(Dataset entries on figures)
•••

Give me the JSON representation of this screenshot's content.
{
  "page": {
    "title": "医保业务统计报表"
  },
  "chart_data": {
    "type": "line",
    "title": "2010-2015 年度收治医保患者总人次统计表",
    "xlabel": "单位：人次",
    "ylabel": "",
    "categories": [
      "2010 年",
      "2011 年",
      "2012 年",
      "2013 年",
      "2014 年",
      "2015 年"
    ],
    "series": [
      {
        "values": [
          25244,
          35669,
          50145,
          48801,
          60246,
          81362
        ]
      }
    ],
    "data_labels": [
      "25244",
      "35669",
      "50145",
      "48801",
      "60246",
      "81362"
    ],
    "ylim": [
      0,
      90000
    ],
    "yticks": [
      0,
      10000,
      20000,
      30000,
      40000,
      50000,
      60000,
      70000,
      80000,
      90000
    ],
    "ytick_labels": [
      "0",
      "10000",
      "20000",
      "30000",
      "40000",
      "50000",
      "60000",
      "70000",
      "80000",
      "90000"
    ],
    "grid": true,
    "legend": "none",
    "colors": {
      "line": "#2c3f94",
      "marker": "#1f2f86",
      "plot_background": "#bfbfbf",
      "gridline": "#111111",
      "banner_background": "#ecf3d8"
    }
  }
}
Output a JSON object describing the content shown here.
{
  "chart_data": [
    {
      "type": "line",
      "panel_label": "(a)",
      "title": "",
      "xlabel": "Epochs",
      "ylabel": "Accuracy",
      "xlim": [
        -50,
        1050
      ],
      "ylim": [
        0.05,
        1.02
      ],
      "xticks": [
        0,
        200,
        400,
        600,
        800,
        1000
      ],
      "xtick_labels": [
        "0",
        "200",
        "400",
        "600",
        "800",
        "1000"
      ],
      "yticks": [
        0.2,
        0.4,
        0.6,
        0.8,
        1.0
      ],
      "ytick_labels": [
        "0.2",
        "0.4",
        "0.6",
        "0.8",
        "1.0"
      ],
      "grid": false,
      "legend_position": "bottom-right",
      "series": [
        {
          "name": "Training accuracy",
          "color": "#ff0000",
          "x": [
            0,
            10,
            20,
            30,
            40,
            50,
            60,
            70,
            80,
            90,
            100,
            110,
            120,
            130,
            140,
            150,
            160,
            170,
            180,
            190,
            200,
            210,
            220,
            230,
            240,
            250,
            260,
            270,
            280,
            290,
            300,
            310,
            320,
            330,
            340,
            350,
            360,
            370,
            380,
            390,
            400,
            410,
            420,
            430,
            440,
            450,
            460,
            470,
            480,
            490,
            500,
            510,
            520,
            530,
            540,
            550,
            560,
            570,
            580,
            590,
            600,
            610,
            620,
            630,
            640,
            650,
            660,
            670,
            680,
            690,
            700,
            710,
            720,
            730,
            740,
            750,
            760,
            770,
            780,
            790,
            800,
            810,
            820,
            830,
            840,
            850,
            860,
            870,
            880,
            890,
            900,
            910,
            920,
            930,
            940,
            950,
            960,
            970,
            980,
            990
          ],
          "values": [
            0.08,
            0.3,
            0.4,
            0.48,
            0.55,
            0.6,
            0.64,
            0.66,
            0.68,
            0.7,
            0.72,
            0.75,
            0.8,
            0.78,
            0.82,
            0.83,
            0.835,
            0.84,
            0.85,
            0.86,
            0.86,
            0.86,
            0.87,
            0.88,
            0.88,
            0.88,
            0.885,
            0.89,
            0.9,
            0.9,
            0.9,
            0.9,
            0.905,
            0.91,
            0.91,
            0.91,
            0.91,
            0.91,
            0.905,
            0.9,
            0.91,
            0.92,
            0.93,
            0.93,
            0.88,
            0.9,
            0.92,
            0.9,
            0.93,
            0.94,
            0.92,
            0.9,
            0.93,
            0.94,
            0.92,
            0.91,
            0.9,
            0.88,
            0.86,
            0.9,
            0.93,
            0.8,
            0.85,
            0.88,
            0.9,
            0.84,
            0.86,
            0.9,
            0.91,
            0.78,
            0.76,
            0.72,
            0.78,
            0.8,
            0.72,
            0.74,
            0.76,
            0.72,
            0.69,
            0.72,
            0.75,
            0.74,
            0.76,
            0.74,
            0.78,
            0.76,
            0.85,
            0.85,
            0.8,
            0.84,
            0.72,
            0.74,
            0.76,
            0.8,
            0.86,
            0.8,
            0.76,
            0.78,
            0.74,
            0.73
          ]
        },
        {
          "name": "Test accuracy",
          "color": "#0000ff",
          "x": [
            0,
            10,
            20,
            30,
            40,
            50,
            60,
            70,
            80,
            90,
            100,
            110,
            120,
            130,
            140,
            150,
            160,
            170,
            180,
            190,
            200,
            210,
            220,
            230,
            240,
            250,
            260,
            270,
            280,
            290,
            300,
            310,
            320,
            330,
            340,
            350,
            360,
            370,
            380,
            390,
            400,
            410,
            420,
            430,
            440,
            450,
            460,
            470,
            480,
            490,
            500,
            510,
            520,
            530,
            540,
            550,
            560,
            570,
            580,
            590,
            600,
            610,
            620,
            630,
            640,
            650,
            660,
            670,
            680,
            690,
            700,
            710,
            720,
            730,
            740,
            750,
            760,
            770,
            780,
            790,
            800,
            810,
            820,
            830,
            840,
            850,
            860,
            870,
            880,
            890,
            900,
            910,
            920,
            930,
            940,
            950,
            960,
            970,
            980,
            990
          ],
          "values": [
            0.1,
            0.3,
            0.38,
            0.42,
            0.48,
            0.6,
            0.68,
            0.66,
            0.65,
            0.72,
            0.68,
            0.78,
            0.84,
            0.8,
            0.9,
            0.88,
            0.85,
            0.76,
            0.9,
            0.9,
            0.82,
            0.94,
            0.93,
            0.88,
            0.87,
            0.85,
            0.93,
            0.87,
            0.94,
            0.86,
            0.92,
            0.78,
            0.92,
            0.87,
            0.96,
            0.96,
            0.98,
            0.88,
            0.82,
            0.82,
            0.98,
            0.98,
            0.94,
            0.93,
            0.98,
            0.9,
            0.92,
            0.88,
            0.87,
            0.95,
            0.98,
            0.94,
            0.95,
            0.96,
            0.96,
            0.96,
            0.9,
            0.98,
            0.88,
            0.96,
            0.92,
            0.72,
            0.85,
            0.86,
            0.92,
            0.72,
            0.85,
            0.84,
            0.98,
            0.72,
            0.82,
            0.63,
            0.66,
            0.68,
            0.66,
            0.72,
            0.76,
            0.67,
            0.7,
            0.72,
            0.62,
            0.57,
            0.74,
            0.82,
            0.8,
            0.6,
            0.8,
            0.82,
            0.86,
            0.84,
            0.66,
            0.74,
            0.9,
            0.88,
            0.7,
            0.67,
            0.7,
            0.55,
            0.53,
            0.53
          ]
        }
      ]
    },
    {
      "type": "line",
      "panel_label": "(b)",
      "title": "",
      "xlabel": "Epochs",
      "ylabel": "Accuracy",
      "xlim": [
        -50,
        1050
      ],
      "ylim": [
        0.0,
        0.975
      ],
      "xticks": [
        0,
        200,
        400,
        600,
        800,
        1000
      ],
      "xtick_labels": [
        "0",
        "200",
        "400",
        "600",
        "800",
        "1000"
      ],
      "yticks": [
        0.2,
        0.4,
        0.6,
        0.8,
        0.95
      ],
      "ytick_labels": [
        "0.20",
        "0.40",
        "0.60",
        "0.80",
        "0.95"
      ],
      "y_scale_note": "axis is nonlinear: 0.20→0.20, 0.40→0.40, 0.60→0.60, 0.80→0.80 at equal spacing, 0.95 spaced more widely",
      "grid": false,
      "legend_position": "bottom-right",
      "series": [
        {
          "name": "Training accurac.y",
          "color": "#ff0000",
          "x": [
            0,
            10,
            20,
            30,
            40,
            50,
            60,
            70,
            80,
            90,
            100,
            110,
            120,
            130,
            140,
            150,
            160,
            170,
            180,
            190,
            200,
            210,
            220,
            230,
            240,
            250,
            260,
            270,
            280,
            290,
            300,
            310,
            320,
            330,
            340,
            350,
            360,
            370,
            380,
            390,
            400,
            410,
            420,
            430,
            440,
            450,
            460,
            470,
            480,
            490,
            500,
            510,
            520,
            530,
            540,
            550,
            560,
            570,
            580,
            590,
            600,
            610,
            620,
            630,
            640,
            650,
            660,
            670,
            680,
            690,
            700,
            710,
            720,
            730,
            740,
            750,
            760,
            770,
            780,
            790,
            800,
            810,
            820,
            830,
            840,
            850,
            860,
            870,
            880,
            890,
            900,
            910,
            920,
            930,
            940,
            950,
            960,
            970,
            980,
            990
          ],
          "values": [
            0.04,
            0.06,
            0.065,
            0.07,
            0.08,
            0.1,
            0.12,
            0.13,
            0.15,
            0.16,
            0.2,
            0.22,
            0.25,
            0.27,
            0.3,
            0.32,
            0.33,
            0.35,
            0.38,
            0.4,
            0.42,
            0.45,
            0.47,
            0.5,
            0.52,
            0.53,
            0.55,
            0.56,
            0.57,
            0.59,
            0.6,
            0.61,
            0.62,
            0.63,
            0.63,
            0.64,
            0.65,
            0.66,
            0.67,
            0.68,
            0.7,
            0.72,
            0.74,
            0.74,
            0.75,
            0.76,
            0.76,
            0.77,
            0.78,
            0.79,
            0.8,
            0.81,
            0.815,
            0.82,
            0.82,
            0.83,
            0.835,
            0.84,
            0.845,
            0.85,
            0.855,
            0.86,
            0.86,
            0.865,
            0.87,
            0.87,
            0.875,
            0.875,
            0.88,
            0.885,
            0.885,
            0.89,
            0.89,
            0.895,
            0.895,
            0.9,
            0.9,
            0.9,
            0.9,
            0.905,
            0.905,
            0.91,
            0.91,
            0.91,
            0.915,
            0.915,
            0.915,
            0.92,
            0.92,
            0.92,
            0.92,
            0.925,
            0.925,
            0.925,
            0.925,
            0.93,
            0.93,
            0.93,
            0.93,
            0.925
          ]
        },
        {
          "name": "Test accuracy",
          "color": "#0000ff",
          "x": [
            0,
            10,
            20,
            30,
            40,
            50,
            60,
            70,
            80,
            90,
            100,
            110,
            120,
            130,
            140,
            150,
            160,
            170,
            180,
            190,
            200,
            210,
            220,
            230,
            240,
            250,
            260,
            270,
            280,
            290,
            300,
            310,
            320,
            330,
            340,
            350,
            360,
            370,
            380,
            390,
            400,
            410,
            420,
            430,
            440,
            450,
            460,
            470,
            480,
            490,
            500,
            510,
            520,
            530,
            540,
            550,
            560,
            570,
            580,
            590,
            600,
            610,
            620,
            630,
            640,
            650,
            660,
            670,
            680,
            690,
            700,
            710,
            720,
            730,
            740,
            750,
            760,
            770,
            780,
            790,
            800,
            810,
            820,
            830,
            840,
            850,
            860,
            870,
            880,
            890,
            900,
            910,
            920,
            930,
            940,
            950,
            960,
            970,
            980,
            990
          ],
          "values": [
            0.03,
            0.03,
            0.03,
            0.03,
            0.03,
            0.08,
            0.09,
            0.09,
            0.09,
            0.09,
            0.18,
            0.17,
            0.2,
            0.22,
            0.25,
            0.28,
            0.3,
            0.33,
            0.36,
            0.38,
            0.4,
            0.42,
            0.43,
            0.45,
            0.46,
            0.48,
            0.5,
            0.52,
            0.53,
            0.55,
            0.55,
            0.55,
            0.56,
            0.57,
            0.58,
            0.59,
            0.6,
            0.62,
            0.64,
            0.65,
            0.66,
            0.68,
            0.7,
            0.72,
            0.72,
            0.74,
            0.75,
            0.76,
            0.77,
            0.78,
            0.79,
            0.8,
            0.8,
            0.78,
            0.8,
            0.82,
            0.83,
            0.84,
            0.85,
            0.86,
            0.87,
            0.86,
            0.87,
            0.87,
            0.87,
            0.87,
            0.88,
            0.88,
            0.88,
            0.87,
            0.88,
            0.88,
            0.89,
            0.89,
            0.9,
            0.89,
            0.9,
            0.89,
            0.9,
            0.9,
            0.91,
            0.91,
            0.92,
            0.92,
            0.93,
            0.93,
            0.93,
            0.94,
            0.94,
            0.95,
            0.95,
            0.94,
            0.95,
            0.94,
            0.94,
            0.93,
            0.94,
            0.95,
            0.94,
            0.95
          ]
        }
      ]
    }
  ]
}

•••

_Exercise_.
Check each line of the entries for the string "Training". Copy the lines that have it.

_Solved exercise_.
          "name": "Training accuracy",
          "name": "Training accurac.y",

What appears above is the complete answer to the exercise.